--- Work required ---
In the listing below, locate the lines that hold the string "esse". Copy those lines.

[start Information provided]

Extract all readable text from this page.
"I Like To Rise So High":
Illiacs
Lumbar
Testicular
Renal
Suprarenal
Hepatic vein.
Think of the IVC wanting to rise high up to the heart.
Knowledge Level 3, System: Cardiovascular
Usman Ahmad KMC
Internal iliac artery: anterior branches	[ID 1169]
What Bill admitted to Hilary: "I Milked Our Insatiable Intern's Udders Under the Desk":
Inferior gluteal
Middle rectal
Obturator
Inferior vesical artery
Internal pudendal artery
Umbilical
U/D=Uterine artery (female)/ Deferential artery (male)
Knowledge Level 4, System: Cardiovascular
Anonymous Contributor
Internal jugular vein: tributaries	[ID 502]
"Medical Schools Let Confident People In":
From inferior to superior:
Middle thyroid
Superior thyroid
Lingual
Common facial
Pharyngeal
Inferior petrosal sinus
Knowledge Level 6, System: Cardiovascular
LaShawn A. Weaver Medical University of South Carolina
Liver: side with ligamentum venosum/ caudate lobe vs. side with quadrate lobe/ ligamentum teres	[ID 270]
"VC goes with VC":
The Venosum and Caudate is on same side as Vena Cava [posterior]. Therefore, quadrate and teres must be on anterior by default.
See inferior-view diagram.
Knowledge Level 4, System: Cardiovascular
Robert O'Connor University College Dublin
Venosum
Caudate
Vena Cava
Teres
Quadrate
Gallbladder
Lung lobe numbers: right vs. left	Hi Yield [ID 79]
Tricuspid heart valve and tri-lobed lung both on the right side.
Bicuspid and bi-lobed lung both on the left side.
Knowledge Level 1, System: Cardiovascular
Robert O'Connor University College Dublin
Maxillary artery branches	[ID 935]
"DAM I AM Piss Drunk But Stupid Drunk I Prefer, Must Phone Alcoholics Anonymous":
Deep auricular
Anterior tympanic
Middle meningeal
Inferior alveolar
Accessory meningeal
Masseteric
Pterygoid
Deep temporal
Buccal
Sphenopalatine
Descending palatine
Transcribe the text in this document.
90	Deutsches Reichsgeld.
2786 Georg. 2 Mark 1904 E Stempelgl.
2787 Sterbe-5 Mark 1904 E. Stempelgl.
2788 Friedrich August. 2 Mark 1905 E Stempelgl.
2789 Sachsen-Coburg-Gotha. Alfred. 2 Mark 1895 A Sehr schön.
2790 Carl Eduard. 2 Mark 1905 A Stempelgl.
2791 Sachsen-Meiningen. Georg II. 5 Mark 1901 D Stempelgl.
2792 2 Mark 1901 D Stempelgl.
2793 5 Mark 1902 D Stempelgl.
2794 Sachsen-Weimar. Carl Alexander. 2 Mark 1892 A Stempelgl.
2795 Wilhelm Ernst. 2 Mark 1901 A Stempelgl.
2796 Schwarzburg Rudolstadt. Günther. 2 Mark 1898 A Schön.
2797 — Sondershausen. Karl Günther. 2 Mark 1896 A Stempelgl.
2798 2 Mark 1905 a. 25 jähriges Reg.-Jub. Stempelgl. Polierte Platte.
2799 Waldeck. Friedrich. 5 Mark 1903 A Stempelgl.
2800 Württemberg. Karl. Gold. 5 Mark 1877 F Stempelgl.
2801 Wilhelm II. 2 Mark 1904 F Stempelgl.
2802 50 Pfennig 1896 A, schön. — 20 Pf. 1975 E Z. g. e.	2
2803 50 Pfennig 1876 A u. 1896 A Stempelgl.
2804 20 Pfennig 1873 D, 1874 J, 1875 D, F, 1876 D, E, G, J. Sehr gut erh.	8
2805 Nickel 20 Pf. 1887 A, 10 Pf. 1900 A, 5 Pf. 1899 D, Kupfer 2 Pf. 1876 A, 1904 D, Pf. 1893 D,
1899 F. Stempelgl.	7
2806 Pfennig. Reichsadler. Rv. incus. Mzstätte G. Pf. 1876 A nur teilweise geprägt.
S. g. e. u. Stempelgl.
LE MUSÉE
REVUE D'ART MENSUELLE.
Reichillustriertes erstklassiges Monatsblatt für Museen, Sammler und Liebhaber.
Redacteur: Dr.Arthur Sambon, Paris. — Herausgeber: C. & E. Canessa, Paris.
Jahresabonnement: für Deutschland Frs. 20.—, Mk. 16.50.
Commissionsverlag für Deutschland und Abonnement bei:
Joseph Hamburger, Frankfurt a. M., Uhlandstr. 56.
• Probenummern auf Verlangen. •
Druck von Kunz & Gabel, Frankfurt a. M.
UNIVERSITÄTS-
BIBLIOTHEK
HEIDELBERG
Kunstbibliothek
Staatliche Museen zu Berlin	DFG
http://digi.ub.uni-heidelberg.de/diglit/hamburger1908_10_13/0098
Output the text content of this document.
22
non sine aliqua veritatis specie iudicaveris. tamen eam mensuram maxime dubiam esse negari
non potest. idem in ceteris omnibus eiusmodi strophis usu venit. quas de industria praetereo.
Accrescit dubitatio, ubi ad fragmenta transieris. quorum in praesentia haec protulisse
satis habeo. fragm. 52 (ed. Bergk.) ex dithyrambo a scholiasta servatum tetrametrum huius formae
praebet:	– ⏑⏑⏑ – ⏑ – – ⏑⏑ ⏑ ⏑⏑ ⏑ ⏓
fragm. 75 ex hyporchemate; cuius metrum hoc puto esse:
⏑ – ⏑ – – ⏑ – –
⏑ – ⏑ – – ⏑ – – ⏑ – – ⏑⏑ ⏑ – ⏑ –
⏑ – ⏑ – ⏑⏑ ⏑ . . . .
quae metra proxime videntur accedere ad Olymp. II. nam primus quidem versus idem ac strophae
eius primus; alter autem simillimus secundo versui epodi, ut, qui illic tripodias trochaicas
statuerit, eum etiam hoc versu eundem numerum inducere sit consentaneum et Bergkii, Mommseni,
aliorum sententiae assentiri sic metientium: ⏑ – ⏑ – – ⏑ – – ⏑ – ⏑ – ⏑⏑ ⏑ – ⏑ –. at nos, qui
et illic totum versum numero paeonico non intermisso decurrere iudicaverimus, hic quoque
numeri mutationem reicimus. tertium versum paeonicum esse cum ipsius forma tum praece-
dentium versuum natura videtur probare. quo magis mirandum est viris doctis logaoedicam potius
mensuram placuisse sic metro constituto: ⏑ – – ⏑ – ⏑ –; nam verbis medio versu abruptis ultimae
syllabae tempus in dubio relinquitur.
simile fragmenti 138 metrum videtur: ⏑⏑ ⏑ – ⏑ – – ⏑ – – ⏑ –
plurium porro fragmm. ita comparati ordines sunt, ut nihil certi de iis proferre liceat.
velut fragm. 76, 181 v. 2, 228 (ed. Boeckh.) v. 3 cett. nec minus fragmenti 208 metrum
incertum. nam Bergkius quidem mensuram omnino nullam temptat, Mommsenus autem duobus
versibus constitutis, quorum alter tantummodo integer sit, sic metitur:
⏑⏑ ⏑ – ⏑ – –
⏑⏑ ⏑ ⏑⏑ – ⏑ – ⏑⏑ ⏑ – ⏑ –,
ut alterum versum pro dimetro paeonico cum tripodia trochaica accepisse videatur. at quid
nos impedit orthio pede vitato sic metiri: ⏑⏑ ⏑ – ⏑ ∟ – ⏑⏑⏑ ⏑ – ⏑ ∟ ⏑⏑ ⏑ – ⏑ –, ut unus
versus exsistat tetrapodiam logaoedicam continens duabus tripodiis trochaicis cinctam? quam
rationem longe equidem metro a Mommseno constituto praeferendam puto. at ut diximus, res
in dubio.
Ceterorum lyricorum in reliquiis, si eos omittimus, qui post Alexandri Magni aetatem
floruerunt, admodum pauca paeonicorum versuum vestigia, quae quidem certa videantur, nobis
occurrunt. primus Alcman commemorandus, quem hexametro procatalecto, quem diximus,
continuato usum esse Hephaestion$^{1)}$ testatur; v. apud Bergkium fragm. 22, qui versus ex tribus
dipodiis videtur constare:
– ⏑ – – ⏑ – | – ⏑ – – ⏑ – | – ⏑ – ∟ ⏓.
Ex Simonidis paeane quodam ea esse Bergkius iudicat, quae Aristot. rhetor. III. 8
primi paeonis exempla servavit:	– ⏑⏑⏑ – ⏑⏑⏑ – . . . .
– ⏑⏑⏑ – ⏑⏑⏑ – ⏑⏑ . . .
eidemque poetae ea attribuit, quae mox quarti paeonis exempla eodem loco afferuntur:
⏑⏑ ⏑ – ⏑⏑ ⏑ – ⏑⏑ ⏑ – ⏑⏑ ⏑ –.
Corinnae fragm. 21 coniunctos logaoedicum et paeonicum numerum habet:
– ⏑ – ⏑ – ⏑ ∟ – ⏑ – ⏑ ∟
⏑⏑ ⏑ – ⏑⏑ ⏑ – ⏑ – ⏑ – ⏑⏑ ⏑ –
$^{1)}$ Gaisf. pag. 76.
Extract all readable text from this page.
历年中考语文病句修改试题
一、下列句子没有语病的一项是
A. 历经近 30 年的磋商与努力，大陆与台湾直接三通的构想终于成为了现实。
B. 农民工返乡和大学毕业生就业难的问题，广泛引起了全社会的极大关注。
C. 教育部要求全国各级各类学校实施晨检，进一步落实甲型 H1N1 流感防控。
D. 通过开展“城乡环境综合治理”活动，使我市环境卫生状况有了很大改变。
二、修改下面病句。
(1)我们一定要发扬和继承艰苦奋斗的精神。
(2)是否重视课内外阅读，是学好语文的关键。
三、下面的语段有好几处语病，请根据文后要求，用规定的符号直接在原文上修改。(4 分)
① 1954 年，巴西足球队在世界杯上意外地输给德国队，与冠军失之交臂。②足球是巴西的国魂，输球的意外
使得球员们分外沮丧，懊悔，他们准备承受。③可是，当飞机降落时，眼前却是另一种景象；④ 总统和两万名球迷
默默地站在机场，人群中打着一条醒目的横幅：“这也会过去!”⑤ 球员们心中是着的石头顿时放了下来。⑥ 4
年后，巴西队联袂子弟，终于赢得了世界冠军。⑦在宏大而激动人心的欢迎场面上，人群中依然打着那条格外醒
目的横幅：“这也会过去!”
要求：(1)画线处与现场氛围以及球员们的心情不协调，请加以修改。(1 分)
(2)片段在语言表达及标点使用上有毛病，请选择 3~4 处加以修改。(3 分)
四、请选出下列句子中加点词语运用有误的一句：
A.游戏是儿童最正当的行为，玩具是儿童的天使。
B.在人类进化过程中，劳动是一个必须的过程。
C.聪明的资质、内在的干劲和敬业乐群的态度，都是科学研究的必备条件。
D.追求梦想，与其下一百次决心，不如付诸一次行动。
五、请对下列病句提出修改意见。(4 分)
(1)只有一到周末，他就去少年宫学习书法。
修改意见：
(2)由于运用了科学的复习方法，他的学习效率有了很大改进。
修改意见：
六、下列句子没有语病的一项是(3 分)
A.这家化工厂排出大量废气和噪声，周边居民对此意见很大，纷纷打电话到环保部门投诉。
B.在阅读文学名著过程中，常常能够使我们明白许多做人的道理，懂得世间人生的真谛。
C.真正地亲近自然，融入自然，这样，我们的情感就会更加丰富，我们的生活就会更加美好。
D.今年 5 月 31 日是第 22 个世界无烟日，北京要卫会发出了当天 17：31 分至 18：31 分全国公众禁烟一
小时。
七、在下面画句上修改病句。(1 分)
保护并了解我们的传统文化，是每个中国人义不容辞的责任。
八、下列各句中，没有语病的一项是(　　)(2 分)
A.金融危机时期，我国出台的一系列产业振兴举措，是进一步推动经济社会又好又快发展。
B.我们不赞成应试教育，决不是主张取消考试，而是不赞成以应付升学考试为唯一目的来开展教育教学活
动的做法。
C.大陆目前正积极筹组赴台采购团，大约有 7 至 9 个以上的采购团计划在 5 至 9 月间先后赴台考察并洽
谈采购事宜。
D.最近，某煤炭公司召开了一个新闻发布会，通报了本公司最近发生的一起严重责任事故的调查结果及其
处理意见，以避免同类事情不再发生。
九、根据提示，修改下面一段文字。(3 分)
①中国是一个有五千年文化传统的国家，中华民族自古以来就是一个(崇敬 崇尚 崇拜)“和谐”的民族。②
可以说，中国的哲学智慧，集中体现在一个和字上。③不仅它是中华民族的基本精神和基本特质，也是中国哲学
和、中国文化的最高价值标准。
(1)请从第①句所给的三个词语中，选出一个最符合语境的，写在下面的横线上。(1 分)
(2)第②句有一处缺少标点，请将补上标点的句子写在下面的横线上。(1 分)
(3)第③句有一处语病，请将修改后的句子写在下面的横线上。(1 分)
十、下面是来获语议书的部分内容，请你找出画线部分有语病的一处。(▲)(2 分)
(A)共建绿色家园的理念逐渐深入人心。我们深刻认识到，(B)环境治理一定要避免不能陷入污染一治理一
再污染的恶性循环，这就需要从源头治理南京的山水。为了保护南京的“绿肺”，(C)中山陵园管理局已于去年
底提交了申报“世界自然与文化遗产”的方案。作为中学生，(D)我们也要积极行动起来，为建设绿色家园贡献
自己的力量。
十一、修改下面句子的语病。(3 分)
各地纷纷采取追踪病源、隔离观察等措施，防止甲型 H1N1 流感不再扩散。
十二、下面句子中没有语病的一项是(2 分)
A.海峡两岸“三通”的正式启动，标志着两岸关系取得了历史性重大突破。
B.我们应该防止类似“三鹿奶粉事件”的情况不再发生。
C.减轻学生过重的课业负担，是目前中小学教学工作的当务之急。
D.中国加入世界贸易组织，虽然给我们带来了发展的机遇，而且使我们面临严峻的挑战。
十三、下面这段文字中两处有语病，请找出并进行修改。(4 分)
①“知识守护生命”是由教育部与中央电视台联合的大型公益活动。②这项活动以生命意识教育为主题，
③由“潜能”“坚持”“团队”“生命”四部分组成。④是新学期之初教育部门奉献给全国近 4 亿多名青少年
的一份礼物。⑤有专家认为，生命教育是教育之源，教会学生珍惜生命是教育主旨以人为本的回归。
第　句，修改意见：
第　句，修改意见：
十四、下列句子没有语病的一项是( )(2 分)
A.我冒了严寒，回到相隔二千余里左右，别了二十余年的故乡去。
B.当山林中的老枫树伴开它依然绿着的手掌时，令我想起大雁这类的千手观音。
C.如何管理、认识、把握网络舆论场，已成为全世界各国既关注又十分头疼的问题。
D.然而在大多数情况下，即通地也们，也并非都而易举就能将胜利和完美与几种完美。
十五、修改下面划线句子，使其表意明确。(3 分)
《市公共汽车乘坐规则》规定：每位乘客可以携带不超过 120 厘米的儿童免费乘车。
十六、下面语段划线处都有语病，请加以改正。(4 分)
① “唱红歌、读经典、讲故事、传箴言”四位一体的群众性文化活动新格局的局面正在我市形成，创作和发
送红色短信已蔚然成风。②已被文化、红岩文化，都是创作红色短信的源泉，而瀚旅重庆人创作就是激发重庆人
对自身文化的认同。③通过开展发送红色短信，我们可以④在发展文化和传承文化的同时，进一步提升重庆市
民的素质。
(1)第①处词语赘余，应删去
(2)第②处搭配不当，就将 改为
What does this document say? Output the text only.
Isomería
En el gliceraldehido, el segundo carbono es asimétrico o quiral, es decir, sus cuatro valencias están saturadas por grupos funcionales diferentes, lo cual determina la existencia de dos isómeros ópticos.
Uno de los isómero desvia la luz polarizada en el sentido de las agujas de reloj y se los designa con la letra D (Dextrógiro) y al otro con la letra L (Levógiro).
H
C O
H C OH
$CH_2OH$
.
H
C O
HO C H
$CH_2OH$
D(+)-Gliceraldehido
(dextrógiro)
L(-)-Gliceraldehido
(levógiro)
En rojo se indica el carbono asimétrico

[end Information provided]

--- Task output ---
non sine aliqua veritatis specie iudicaveris. tamen eam mensuram maxime dubiam esse negari
fragm. 75 ex hyporchemate; cuius metrum hoc puto esse:
numeri mutationem reicimus. tertium versum paeonicum esse cum ipsius forma tum praece-
continuato usum esse Hephaestion$^{1)}$ testatur; v. apud Bergkium fragm. 22, qui versus ex tribus
Ex Simonidis paeane quodam ea esse Bergkius iudicat, quae Aristot. rhetor. III. 8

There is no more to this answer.